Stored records
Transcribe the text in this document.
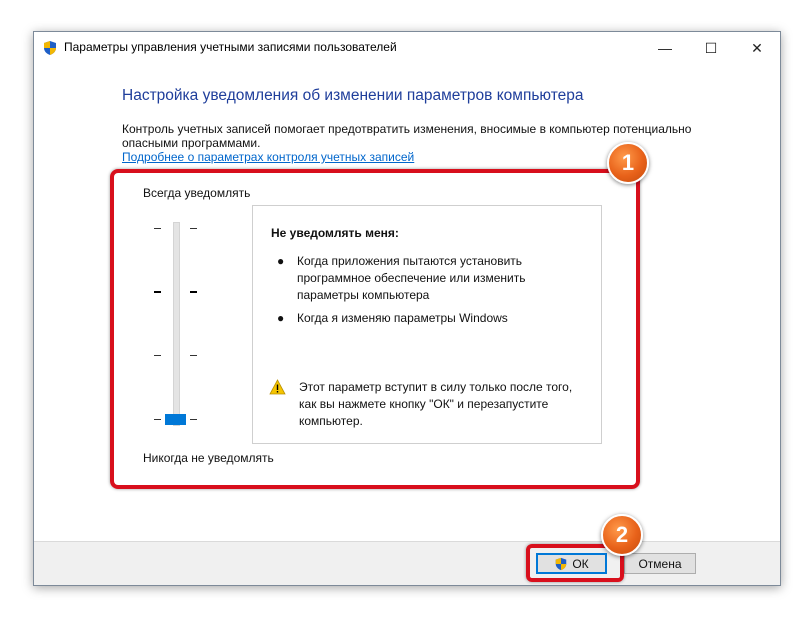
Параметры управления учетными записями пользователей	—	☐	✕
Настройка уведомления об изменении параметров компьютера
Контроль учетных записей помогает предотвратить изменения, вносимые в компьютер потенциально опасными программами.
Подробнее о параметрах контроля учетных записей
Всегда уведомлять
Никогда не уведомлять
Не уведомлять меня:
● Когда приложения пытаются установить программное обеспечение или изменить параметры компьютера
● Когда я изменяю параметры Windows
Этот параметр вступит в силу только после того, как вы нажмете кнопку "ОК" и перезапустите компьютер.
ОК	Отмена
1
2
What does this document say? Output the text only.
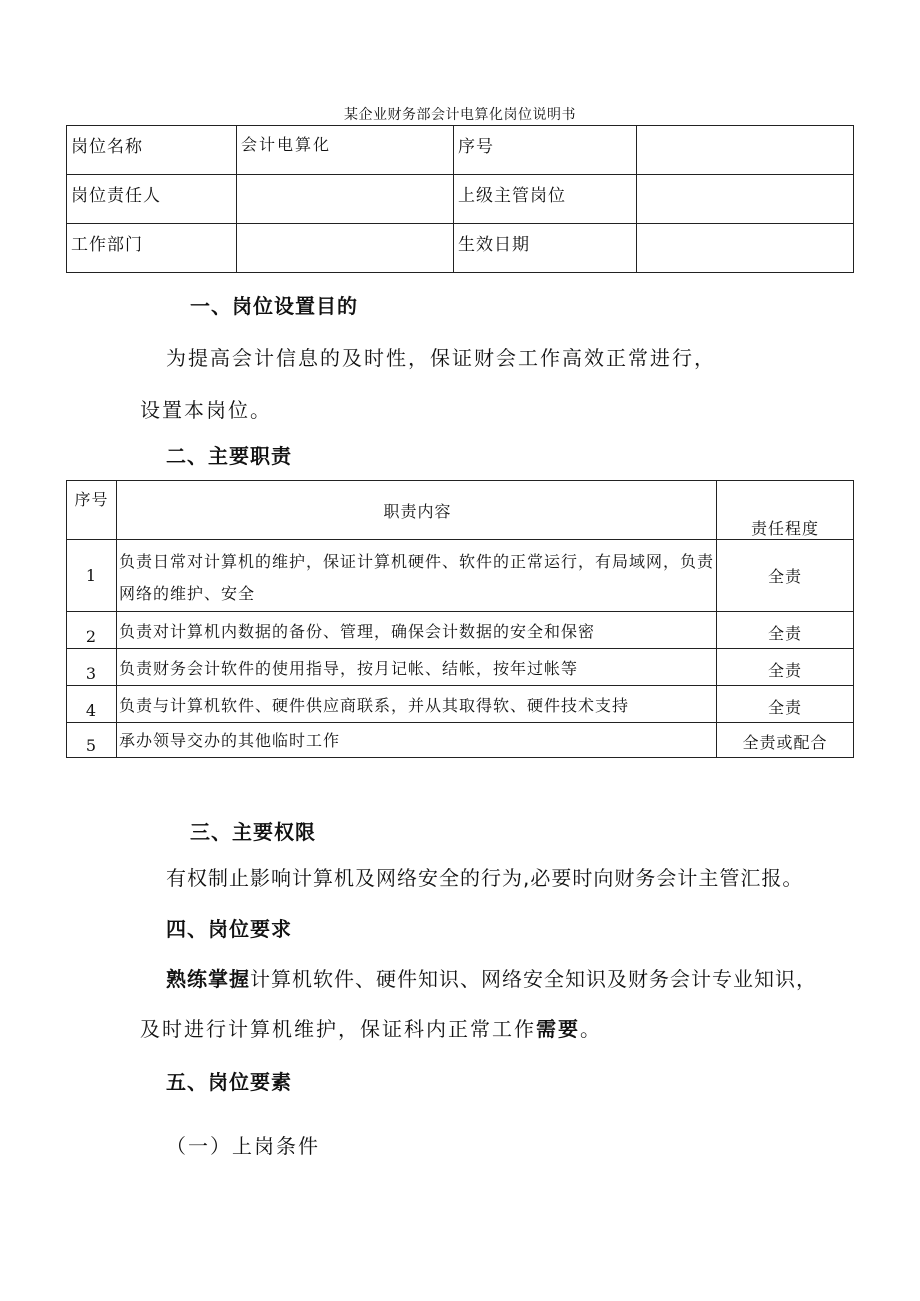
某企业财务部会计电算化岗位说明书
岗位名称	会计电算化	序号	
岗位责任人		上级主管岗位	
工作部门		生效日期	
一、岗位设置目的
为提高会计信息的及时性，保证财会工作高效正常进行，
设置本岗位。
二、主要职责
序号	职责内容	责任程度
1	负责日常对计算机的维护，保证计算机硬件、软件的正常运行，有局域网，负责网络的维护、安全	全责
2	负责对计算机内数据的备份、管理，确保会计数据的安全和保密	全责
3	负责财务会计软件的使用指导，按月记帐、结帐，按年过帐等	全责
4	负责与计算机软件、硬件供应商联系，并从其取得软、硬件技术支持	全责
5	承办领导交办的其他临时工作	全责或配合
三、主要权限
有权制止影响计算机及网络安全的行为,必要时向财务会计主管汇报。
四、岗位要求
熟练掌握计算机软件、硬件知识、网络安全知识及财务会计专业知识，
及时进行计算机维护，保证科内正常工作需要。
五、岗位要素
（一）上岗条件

Given instruction: Every entry must be written out exactly, with all pictures left out.

Exercise output:
Transcribe the text in this document.
Параметры управления учетными записями пользователей	—	☐	✕
Настройка уведомления об изменении параметров компьютера
Контроль учетных записей помогает предотвратить изменения, вносимые в компьютер потенциально опасными программами.
Подробнее о параметрах контроля учетных записей
Всегда уведомлять
Никогда не уведомлять
Не уведомлять меня:
● Когда приложения пытаются установить программное обеспечение или изменить параметры компьютера
● Когда я изменяю параметры Windows
Этот параметр вступит в силу только после того, как вы нажмете кнопку "ОК" и перезапустите компьютер.
ОК	Отмена
1
2
What does this document say? Output the text only.
某企业财务部会计电算化岗位说明书
岗位名称	会计电算化	序号	
岗位责任人		上级主管岗位	
工作部门		生效日期	
一、岗位设置目的
为提高会计信息的及时性，保证财会工作高效正常进行，
设置本岗位。
二、主要职责
序号	职责内容	责任程度
1	负责日常对计算机的维护，保证计算机硬件、软件的正常运行，有局域网，负责网络的维护、安全	全责
2	负责对计算机内数据的备份、管理，确保会计数据的安全和保密	全责
3	负责财务会计软件的使用指导，按月记帐、结帐，按年过帐等	全责
4	负责与计算机软件、硬件供应商联系，并从其取得软、硬件技术支持	全责
5	承办领导交办的其他临时工作	全责或配合
三、主要权限
有权制止影响计算机及网络安全的行为,必要时向财务会计主管汇报。
四、岗位要求
熟练掌握计算机软件、硬件知识、网络安全知识及财务会计专业知识，
及时进行计算机维护，保证科内正常工作需要。
五、岗位要素
（一）上岗条件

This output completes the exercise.